-- START Data for the task --
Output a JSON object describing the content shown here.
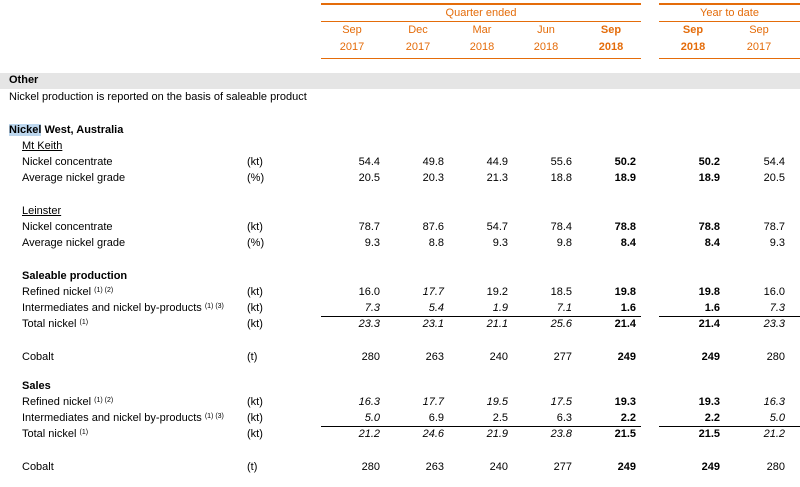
{
  "header": {
    "quarter_group": "Quarter ended",
    "ytd_group": "Year to date",
    "quarter_cols": [
      {
        "month": "Sep",
        "year": "2017",
        "bold": false
      },
      {
        "month": "Dec",
        "year": "2017",
        "bold": false
      },
      {
        "month": "Mar",
        "year": "2018",
        "bold": false
      },
      {
        "month": "Jun",
        "year": "2018",
        "bold": false
      },
      {
        "month": "Sep",
        "year": "2018",
        "bold": true
      }
    ],
    "ytd_cols": [
      {
        "month": "Sep",
        "year": "2018",
        "bold": true
      },
      {
        "month": "Sep",
        "year": "2017",
        "bold": false
      }
    ]
  },
  "section": {
    "title": "Other",
    "note": "Nickel production is reported on the basis of saleable product"
  },
  "group_title": {
    "highlight": "Nickel",
    "rest": " West, Australia"
  },
  "rows": [
    {
      "type": "subhead",
      "label": "Mt Keith"
    },
    {
      "type": "data",
      "label": "Nickel concentrate",
      "unit": "(kt)",
      "values": [
        "54.4",
        "49.8",
        "44.9",
        "55.6",
        "50.2",
        "50.2",
        "54.4"
      ]
    },
    {
      "type": "data",
      "label": "Average nickel grade",
      "unit": "(%)",
      "values": [
        "20.5",
        "20.3",
        "21.3",
        "18.8",
        "18.9",
        "18.9",
        "20.5"
      ]
    },
    {
      "type": "subhead",
      "label": "Leinster"
    },
    {
      "type": "data",
      "label": "Nickel concentrate",
      "unit": "(kt)",
      "values": [
        "78.7",
        "87.6",
        "54.7",
        "78.4",
        "78.8",
        "78.8",
        "78.7"
      ]
    },
    {
      "type": "data",
      "label": "Average nickel grade",
      "unit": "(%)",
      "values": [
        "9.3",
        "8.8",
        "9.3",
        "9.8",
        "8.4",
        "8.4",
        "9.3"
      ]
    },
    {
      "type": "boldhead",
      "label": "Saleable production"
    },
    {
      "type": "data",
      "label": "Refined nickel",
      "sup": "(1) (2)",
      "unit": "(kt)",
      "values": [
        "16.0",
        "17.7",
        "19.2",
        "18.5",
        "19.8",
        "19.8",
        "16.0"
      ],
      "italic": [
        1
      ]
    },
    {
      "type": "data",
      "label": "Intermediates and nickel by-products",
      "sup": "(1) (3)",
      "unit": "(kt)",
      "values": [
        "7.3",
        "5.4",
        "1.9",
        "7.1",
        "1.6",
        "1.6",
        "7.3"
      ],
      "italic": [
        0,
        1,
        2,
        3,
        6
      ],
      "underline": true
    },
    {
      "type": "data",
      "label": "Total nickel",
      "sup": "(1)",
      "unit": "(kt)",
      "values": [
        "23.3",
        "23.1",
        "21.1",
        "25.6",
        "21.4",
        "21.4",
        "23.3"
      ],
      "italic": [
        0,
        1,
        2,
        3,
        6
      ]
    },
    {
      "type": "data",
      "label": "Cobalt",
      "unit": "(t)",
      "values": [
        "280",
        "263",
        "240",
        "277",
        "249",
        "249",
        "280"
      ]
    },
    {
      "type": "boldhead",
      "label": "Sales"
    },
    {
      "type": "data",
      "label": "Refined nickel",
      "sup": "(1) (2)",
      "unit": "(kt)",
      "values": [
        "16.3",
        "17.7",
        "19.5",
        "17.5",
        "19.3",
        "19.3",
        "16.3"
      ],
      "italic": [
        0,
        1,
        2,
        3,
        6
      ]
    },
    {
      "type": "data",
      "label": "Intermediates and nickel by-products",
      "sup": "(1) (3)",
      "unit": "(kt)",
      "values": [
        "5.0",
        "6.9",
        "2.5",
        "6.3",
        "2.2",
        "2.2",
        "5.0"
      ],
      "italic": [
        0,
        6
      ],
      "underline": true
    },
    {
      "type": "data",
      "label": "Total nickel",
      "sup": "(1)",
      "unit": "(kt)",
      "values": [
        "21.2",
        "24.6",
        "21.9",
        "23.8",
        "21.5",
        "21.5",
        "21.2"
      ],
      "italic": [
        0,
        1,
        2,
        3,
        6
      ]
    },
    {
      "type": "data",
      "label": "Cobalt",
      "unit": "(t)",
      "values": [
        "280",
        "263",
        "240",
        "277",
        "249",
        "249",
        "280"
      ]
    }
  ],
  "colors": {
    "accent": "#e46c0a",
    "band": "#e5e5e5",
    "highlight": "#bdd7ee"
  }
}
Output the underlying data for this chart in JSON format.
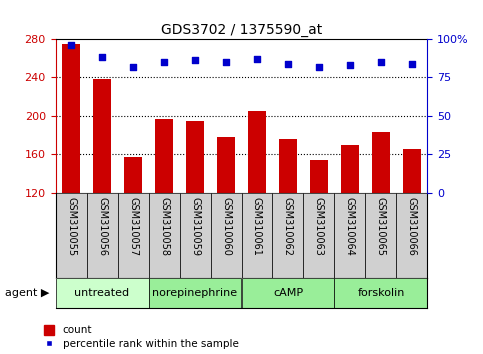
{
  "title": "GDS3702 / 1375590_at",
  "samples": [
    "GSM310055",
    "GSM310056",
    "GSM310057",
    "GSM310058",
    "GSM310059",
    "GSM310060",
    "GSM310061",
    "GSM310062",
    "GSM310063",
    "GSM310064",
    "GSM310065",
    "GSM310066"
  ],
  "bar_values": [
    275,
    238,
    157,
    197,
    195,
    178,
    205,
    176,
    154,
    170,
    183,
    166
  ],
  "percentile_values": [
    96,
    88,
    82,
    85,
    86,
    85,
    87,
    84,
    82,
    83,
    85,
    84
  ],
  "bar_color": "#cc0000",
  "dot_color": "#0000cc",
  "ylim_left": [
    120,
    280
  ],
  "ylim_right": [
    0,
    100
  ],
  "yticks_left": [
    120,
    160,
    200,
    240,
    280
  ],
  "yticks_right": [
    0,
    25,
    50,
    75,
    100
  ],
  "grid_lines": [
    160,
    200,
    240
  ],
  "agents": [
    {
      "label": "untreated",
      "start": 0,
      "end": 3,
      "color": "#ccffcc"
    },
    {
      "label": "norepinephrine",
      "start": 3,
      "end": 6,
      "color": "#99ee99"
    },
    {
      "label": "cAMP",
      "start": 6,
      "end": 9,
      "color": "#99ee99"
    },
    {
      "label": "forskolin",
      "start": 9,
      "end": 12,
      "color": "#99ee99"
    }
  ],
  "sample_box_color": "#d0d0d0",
  "xlabel_agent": "agent",
  "legend_count": "count",
  "legend_pct": "percentile rank within the sample",
  "background_color": "#ffffff",
  "title_fontsize": 10,
  "tick_fontsize": 8,
  "sample_fontsize": 7,
  "agent_fontsize": 8
}
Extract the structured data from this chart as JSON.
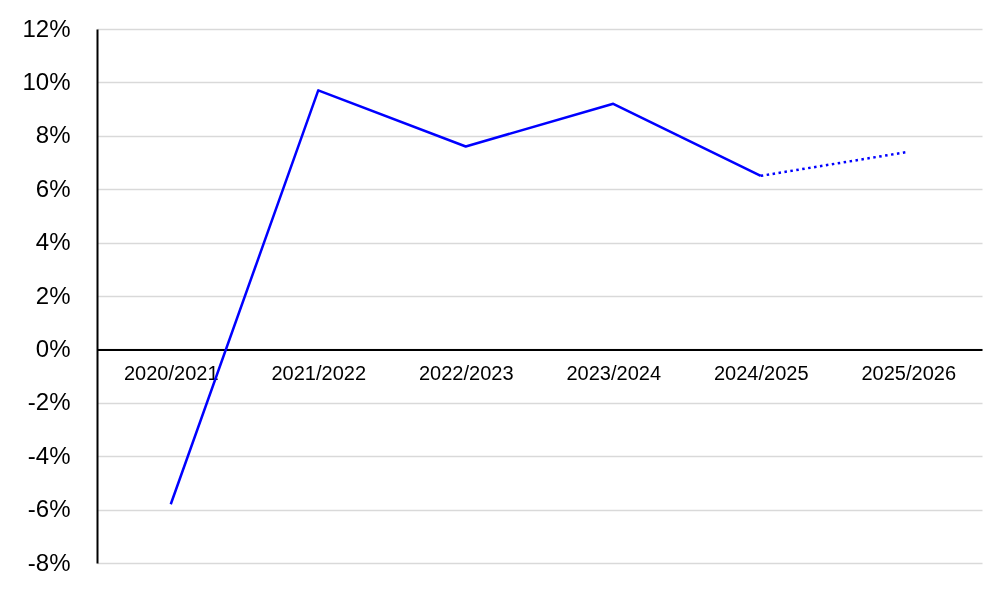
{
  "chart_data": {
    "type": "line",
    "categories": [
      "2020/2021",
      "2021/2022",
      "2022/2023",
      "2023/2024",
      "2024/2025",
      "2025/2026"
    ],
    "series": [
      {
        "color": "#0000ff",
        "line_style": "solid",
        "values": [
          -5.8,
          9.7,
          7.6,
          9.2,
          6.5,
          null
        ]
      },
      {
        "color": "#0000ff",
        "line_style": "dotted",
        "values": [
          null,
          null,
          null,
          null,
          6.5,
          7.4
        ]
      }
    ],
    "ylim": [
      -8,
      12
    ],
    "yticks": [
      {
        "value": -8,
        "label": "-8%"
      },
      {
        "value": -6,
        "label": "-6%"
      },
      {
        "value": -4,
        "label": "-4%"
      },
      {
        "value": -2,
        "label": "-2%"
      },
      {
        "value": 0,
        "label": "0%"
      },
      {
        "value": 2,
        "label": "2%"
      },
      {
        "value": 4,
        "label": "4%"
      },
      {
        "value": 6,
        "label": "6%"
      },
      {
        "value": 8,
        "label": "8%"
      },
      {
        "value": 10,
        "label": "10%"
      },
      {
        "value": 12,
        "label": "12%"
      }
    ],
    "grid": "y"
  }
}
-- END Data for the task --
Do this. Reproduce each line holding the word "Output".

Correct result.
Output a JSON object describing the content shown here.
Output the underlying data for this chart in JSON format.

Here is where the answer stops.